Figure record extracts:

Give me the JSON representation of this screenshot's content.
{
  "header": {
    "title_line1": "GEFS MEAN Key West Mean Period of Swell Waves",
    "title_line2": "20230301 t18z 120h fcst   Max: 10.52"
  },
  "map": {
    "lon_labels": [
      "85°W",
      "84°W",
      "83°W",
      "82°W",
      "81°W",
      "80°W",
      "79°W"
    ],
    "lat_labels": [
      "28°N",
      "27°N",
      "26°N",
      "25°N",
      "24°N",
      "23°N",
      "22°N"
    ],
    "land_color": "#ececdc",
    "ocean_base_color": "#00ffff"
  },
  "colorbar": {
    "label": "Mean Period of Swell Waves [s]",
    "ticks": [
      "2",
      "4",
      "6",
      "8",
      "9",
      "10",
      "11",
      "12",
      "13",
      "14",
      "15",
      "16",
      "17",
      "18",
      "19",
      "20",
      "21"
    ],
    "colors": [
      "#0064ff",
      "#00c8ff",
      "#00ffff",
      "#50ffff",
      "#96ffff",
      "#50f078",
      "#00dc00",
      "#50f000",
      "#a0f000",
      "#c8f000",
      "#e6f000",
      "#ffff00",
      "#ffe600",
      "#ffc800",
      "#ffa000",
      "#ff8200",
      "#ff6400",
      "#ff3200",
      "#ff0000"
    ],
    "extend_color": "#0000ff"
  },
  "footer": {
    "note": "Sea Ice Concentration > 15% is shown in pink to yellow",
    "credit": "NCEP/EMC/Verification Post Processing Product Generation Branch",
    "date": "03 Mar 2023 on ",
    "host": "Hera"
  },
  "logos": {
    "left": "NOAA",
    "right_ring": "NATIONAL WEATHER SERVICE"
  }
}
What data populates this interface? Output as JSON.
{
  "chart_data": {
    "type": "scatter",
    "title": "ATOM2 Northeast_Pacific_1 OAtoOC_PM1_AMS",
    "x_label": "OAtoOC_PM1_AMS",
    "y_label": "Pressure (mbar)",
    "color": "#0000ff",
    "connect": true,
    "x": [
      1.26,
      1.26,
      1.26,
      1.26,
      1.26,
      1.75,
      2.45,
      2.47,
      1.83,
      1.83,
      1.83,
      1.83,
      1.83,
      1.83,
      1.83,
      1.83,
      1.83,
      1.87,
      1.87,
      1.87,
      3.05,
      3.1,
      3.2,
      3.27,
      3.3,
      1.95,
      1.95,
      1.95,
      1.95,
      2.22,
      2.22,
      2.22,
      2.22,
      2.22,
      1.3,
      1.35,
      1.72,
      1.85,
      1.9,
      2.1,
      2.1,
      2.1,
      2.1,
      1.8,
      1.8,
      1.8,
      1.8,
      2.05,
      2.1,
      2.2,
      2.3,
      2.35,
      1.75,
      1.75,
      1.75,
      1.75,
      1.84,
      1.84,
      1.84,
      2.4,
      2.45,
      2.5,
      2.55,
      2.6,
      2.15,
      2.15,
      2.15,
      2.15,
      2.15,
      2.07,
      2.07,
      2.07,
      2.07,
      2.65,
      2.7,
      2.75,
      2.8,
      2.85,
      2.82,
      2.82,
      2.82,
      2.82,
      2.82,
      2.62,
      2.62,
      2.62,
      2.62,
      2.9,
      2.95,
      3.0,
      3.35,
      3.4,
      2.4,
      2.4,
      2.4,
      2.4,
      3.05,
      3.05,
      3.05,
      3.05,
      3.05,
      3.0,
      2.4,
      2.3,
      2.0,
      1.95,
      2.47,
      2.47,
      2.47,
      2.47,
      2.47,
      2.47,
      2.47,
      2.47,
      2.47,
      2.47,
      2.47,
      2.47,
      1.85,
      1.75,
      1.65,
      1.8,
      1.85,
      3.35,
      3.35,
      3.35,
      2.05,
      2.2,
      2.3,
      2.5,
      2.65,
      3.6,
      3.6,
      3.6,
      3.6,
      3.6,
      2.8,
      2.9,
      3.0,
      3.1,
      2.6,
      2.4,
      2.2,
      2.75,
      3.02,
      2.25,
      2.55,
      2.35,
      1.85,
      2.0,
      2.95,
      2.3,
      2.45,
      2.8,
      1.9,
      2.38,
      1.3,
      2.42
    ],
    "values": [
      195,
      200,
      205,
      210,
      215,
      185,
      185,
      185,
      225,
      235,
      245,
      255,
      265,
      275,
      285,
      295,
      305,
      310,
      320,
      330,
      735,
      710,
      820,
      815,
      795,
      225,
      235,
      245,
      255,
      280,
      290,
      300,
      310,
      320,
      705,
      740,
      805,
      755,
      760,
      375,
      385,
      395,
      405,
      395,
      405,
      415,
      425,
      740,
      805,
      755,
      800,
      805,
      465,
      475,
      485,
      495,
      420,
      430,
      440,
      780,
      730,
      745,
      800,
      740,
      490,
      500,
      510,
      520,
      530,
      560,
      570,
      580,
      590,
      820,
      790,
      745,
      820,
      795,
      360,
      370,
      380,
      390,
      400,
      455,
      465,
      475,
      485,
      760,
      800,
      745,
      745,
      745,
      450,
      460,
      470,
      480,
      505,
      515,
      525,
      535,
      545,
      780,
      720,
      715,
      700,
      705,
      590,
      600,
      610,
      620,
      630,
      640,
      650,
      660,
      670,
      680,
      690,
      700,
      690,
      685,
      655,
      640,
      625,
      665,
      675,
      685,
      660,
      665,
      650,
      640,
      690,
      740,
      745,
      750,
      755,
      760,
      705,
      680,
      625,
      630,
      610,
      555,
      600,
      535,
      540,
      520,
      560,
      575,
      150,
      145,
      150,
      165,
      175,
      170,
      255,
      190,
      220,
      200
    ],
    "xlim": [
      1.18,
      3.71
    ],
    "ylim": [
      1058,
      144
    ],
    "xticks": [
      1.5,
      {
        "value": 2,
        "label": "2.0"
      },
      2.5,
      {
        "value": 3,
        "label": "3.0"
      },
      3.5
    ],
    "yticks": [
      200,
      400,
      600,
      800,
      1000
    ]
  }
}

# SHORT EXERCISE
Copy each record from above exactly, and include every line.

# SOLUTION TO THIS EXERCISE
Give me the JSON representation of this screenshot's content.
{
  "header": {
    "title_line1": "GEFS MEAN Key West Mean Period of Swell Waves",
    "title_line2": "20230301 t18z 120h fcst   Max: 10.52"
  },
  "map": {
    "lon_labels": [
      "85°W",
      "84°W",
      "83°W",
      "82°W",
      "81°W",
      "80°W",
      "79°W"
    ],
    "lat_labels": [
      "28°N",
      "27°N",
      "26°N",
      "25°N",
      "24°N",
      "23°N",
      "22°N"
    ],
    "land_color": "#ececdc",
    "ocean_base_color": "#00ffff"
  },
  "colorbar": {
    "label": "Mean Period of Swell Waves [s]",
    "ticks": [
      "2",
      "4",
      "6",
      "8",
      "9",
      "10",
      "11",
      "12",
      "13",
      "14",
      "15",
      "16",
      "17",
      "18",
      "19",
      "20",
      "21"
    ],
    "colors": [
      "#0064ff",
      "#00c8ff",
      "#00ffff",
      "#50ffff",
      "#96ffff",
      "#50f078",
      "#00dc00",
      "#50f000",
      "#a0f000",
      "#c8f000",
      "#e6f000",
      "#ffff00",
      "#ffe600",
      "#ffc800",
      "#ffa000",
      "#ff8200",
      "#ff6400",
      "#ff3200",
      "#ff0000"
    ],
    "extend_color": "#0000ff"
  },
  "footer": {
    "note": "Sea Ice Concentration > 15% is shown in pink to yellow",
    "credit": "NCEP/EMC/Verification Post Processing Product Generation Branch",
    "date": "03 Mar 2023 on ",
    "host": "Hera"
  },
  "logos": {
    "left": "NOAA",
    "right_ring": "NATIONAL WEATHER SERVICE"
  }
}
What data populates this interface? Output as JSON.
{
  "chart_data": {
    "type": "scatter",
    "title": "ATOM2 Northeast_Pacific_1 OAtoOC_PM1_AMS",
    "x_label": "OAtoOC_PM1_AMS",
    "y_label": "Pressure (mbar)",
    "color": "#0000ff",
    "connect": true,
    "x": [
      1.26,
      1.26,
      1.26,
      1.26,
      1.26,
      1.75,
      2.45,
      2.47,
      1.83,
      1.83,
      1.83,
      1.83,
      1.83,
      1.83,
      1.83,
      1.83,
      1.83,
      1.87,
      1.87,
      1.87,
      3.05,
      3.1,
      3.2,
      3.27,
      3.3,
      1.95,
      1.95,
      1.95,
      1.95,
      2.22,
      2.22,
      2.22,
      2.22,
      2.22,
      1.3,
      1.35,
      1.72,
      1.85,
      1.9,
      2.1,
      2.1,
      2.1,
      2.1,
      1.8,
      1.8,
      1.8,
      1.8,
      2.05,
      2.1,
      2.2,
      2.3,
      2.35,
      1.75,
      1.75,
      1.75,
      1.75,
      1.84,
      1.84,
      1.84,
      2.4,
      2.45,
      2.5,
      2.55,
      2.6,
      2.15,
      2.15,
      2.15,
      2.15,
      2.15,
      2.07,
      2.07,
      2.07,
      2.07,
      2.65,
      2.7,
      2.75,
      2.8,
      2.85,
      2.82,
      2.82,
      2.82,
      2.82,
      2.82,
      2.62,
      2.62,
      2.62,
      2.62,
      2.9,
      2.95,
      3.0,
      3.35,
      3.4,
      2.4,
      2.4,
      2.4,
      2.4,
      3.05,
      3.05,
      3.05,
      3.05,
      3.05,
      3.0,
      2.4,
      2.3,
      2.0,
      1.95,
      2.47,
      2.47,
      2.47,
      2.47,
      2.47,
      2.47,
      2.47,
      2.47,
      2.47,
      2.47,
      2.47,
      2.47,
      1.85,
      1.75,
      1.65,
      1.8,
      1.85,
      3.35,
      3.35,
      3.35,
      2.05,
      2.2,
      2.3,
      2.5,
      2.65,
      3.6,
      3.6,
      3.6,
      3.6,
      3.6,
      2.8,
      2.9,
      3.0,
      3.1,
      2.6,
      2.4,
      2.2,
      2.75,
      3.02,
      2.25,
      2.55,
      2.35,
      1.85,
      2.0,
      2.95,
      2.3,
      2.45,
      2.8,
      1.9,
      2.38,
      1.3,
      2.42
    ],
    "values": [
      195,
      200,
      205,
      210,
      215,
      185,
      185,
      185,
      225,
      235,
      245,
      255,
      265,
      275,
      285,
      295,
      305,
      310,
      320,
      330,
      735,
      710,
      820,
      815,
      795,
      225,
      235,
      245,
      255,
      280,
      290,
      300,
      310,
      320,
      705,
      740,
      805,
      755,
      760,
      375,
      385,
      395,
      405,
      395,
      405,
      415,
      425,
      740,
      805,
      755,
      800,
      805,
      465,
      475,
      485,
      495,
      420,
      430,
      440,
      780,
      730,
      745,
      800,
      740,
      490,
      500,
      510,
      520,
      530,
      560,
      570,
      580,
      590,
      820,
      790,
      745,
      820,
      795,
      360,
      370,
      380,
      390,
      400,
      455,
      465,
      475,
      485,
      760,
      800,
      745,
      745,
      745,
      450,
      460,
      470,
      480,
      505,
      515,
      525,
      535,
      545,
      780,
      720,
      715,
      700,
      705,
      590,
      600,
      610,
      620,
      630,
      640,
      650,
      660,
      670,
      680,
      690,
      700,
      690,
      685,
      655,
      640,
      625,
      665,
      675,
      685,
      660,
      665,
      650,
      640,
      690,
      740,
      745,
      750,
      755,
      760,
      705,
      680,
      625,
      630,
      610,
      555,
      600,
      535,
      540,
      520,
      560,
      575,
      150,
      145,
      150,
      165,
      175,
      170,
      255,
      190,
      220,
      200
    ],
    "xlim": [
      1.18,
      3.71
    ],
    "ylim": [
      1058,
      144
    ],
    "xticks": [
      1.5,
      {
        "value": 2,
        "label": "2.0"
      },
      2.5,
      {
        "value": 3,
        "label": "3.0"
      },
      3.5
    ],
    "yticks": [
      200,
      400,
      600,
      800,
      1000
    ]
  }
}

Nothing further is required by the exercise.